▸ TASK DESCRIPTION
Transcribe exactly the lines from the one holding "Read all visible content and emit it as JSON." to the end of the data below, including both of those lines and no others.

▸ RECORDS FOR THE TASK
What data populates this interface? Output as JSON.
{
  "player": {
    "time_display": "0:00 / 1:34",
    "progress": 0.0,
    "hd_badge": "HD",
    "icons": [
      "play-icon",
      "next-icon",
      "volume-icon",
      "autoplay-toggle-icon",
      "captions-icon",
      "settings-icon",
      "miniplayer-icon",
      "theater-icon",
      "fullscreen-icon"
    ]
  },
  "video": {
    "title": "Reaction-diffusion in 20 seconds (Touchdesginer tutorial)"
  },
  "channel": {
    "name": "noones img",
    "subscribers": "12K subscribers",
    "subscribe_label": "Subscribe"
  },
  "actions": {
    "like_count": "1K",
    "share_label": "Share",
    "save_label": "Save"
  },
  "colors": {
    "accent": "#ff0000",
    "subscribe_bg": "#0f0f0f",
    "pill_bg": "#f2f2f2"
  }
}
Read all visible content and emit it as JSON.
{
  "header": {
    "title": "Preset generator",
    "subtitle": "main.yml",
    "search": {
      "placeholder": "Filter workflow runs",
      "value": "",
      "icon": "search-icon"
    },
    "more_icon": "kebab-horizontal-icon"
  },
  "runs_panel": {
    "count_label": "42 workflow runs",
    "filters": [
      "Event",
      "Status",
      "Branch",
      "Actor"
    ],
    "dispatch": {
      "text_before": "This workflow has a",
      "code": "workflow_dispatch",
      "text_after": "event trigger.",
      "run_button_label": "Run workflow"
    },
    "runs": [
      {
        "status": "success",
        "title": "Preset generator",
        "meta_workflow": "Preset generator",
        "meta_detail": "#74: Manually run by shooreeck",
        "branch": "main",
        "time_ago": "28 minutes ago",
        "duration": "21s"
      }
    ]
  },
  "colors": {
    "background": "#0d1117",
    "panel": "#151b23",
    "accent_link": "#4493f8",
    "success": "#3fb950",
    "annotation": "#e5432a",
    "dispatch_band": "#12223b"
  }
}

▸ PROBLEM SOLUTION
Read all visible content and emit it as JSON.
{
  "header": {
    "title": "Preset generator",
    "subtitle": "main.yml",
    "search": {
      "placeholder": "Filter workflow runs",
      "value": "",
      "icon": "search-icon"
    },
    "more_icon": "kebab-horizontal-icon"
  },
  "runs_panel": {
    "count_label": "42 workflow runs",
    "filters": [
      "Event",
      "Status",
      "Branch",
      "Actor"
    ],
    "dispatch": {
      "text_before": "This workflow has a",
      "code": "workflow_dispatch",
      "text_after": "event trigger.",
      "run_button_label": "Run workflow"
    },
    "runs": [
      {
        "status": "success",
        "title": "Preset generator",
        "meta_workflow": "Preset generator",
        "meta_detail": "#74: Manually run by shooreeck",
        "branch": "main",
        "time_ago": "28 minutes ago",
        "duration": "21s"
      }
    ]
  },
  "colors": {
    "background": "#0d1117",
    "panel": "#151b23",
    "accent_link": "#4493f8",
    "success": "#3fb950",
    "annotation": "#e5432a",
    "dispatch_band": "#12223b"
  }
}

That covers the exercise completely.